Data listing
[Begin]

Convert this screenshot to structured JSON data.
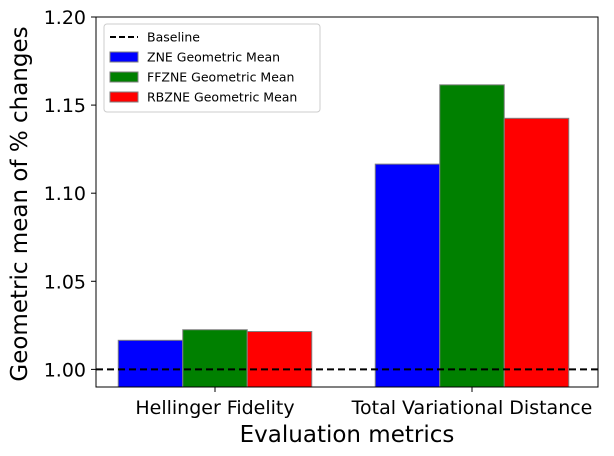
{
  "chart_data": {
    "type": "bar",
    "xlabel": "Evaluation metrics",
    "ylabel": "Geometric mean of % changes",
    "categories": [
      "Hellinger Fidelity",
      "Total Variational Distance"
    ],
    "series": [
      {
        "name": "ZNE Geometric Mean",
        "color": "#0000ff",
        "values": [
          1.0165,
          1.1165
        ]
      },
      {
        "name": "FFZNE Geometric Mean",
        "color": "#008000",
        "values": [
          1.0225,
          1.1615
        ]
      },
      {
        "name": "RBZNE Geometric Mean",
        "color": "#ff0000",
        "values": [
          1.0215,
          1.1425
        ]
      }
    ],
    "baseline": {
      "name": "Baseline",
      "value": 1.0,
      "style": "dashed",
      "color": "#000000"
    },
    "ylim": [
      0.99,
      1.2
    ],
    "yticks": [
      1.0,
      1.05,
      1.1,
      1.15,
      1.2
    ],
    "ytick_labels": [
      "1.00",
      "1.05",
      "1.10",
      "1.15",
      "1.20"
    ],
    "legend_position": "top-left",
    "grid": false
  }
}
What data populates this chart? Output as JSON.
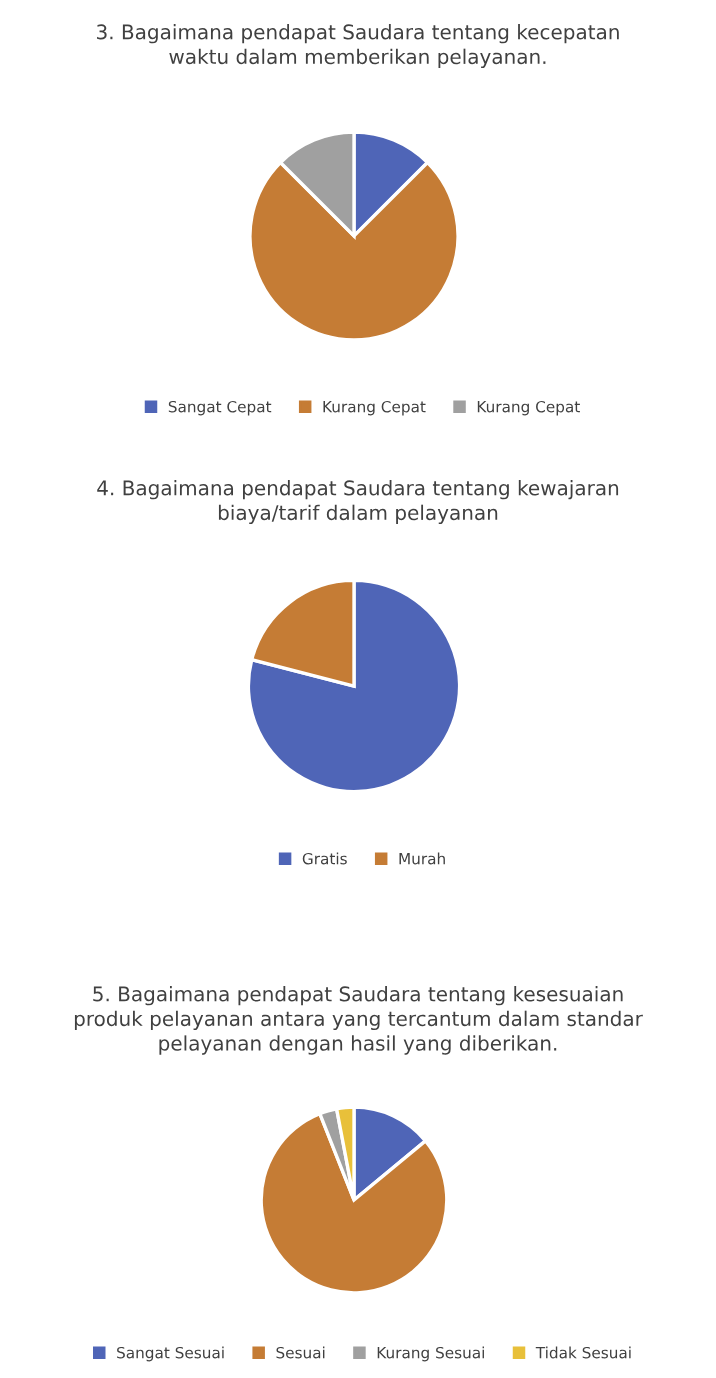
{
  "chart_data": [
    {
      "type": "pie",
      "title": "3. Bagaimana pendapat Saudara tentang kecepatan\nwaktu dalam memberikan pelayanan.",
      "categories": [
        "Sangat Cepat",
        "Kurang Cepat",
        "Kurang Cepat"
      ],
      "values": [
        12.5,
        75,
        12.5
      ],
      "colors": [
        "#4f65b7",
        "#c57c35",
        "#a0a0a0"
      ],
      "legend": "bottom"
    },
    {
      "type": "pie",
      "title": "4. Bagaimana pendapat Saudara tentang kewajaran\nbiaya/tarif dalam pelayanan",
      "categories": [
        "Gratis",
        "Murah"
      ],
      "values": [
        79,
        21
      ],
      "colors": [
        "#4f65b7",
        "#c57c35"
      ],
      "legend": "bottom"
    },
    {
      "type": "pie",
      "title": "5. Bagaimana pendapat Saudara tentang kesesuaian\nproduk pelayanan antara yang tercantum dalam standar\npelayanan dengan hasil yang diberikan.",
      "categories": [
        "Sangat Sesuai",
        "Sesuai",
        "Kurang Sesuai",
        "Tidak Sesuai"
      ],
      "values": [
        14,
        80,
        3,
        3
      ],
      "colors": [
        "#4f65b7",
        "#c57c35",
        "#a0a0a0",
        "#e8c03a"
      ],
      "legend": "bottom"
    }
  ]
}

[End]

Do this>
Copy out all lines that carry the word "pendapat".

Result of the exercise>
      "title": "3. Bagaimana pendapat Saudara tentang kecepatan\nwaktu dalam memberikan pelayanan.",
      "title": "4. Bagaimana pendapat Saudara tentang kewajaran\nbiaya/tarif dalam pelayanan",
      "title": "5. Bagaimana pendapat Saudara tentang kesesuaian\nproduk pelayanan antara yang tercantum dalam standar\npelayanan dengan hasil yang diberikan.",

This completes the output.